What to do =
Reproduce the following items line for line, without changing anything.

# Start of Records provided

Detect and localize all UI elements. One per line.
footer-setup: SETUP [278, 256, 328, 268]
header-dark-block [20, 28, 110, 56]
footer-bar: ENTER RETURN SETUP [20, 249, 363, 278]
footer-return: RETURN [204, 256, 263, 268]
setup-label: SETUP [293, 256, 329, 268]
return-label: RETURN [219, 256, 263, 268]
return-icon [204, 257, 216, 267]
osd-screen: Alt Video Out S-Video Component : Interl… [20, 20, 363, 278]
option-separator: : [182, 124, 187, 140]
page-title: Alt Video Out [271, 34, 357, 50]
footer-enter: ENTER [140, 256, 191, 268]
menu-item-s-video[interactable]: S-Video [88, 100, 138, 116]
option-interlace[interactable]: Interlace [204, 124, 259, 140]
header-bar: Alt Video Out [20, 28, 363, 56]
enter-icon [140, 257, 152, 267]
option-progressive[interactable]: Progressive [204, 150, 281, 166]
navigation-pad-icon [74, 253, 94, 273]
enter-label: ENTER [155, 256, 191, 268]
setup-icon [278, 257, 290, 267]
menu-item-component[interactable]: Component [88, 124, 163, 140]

# End of Records provided

Solution to this task =
Detect and localize all UI elements. One per line.
footer-setup: SETUP [278, 256, 328, 268]
header-dark-block [20, 28, 110, 56]
footer-bar: ENTER RETURN SETUP [20, 249, 363, 278]
footer-return: RETURN [204, 256, 263, 268]
setup-label: SETUP [293, 256, 329, 268]
return-label: RETURN [219, 256, 263, 268]
return-icon [204, 257, 216, 267]
osd-screen: Alt Video Out S-Video Component : Interl… [20, 20, 363, 278]
option-separator: : [182, 124, 187, 140]
page-title: Alt Video Out [271, 34, 357, 50]
footer-enter: ENTER [140, 256, 191, 268]
menu-item-s-video[interactable]: S-Video [88, 100, 138, 116]
option-interlace[interactable]: Interlace [204, 124, 259, 140]
header-bar: Alt Video Out [20, 28, 363, 56]
enter-icon [140, 257, 152, 267]
option-progressive[interactable]: Progressive [204, 150, 281, 166]
navigation-pad-icon [74, 253, 94, 273]
enter-label: ENTER [155, 256, 191, 268]
setup-icon [278, 257, 290, 267]
menu-item-component[interactable]: Component [88, 124, 163, 140]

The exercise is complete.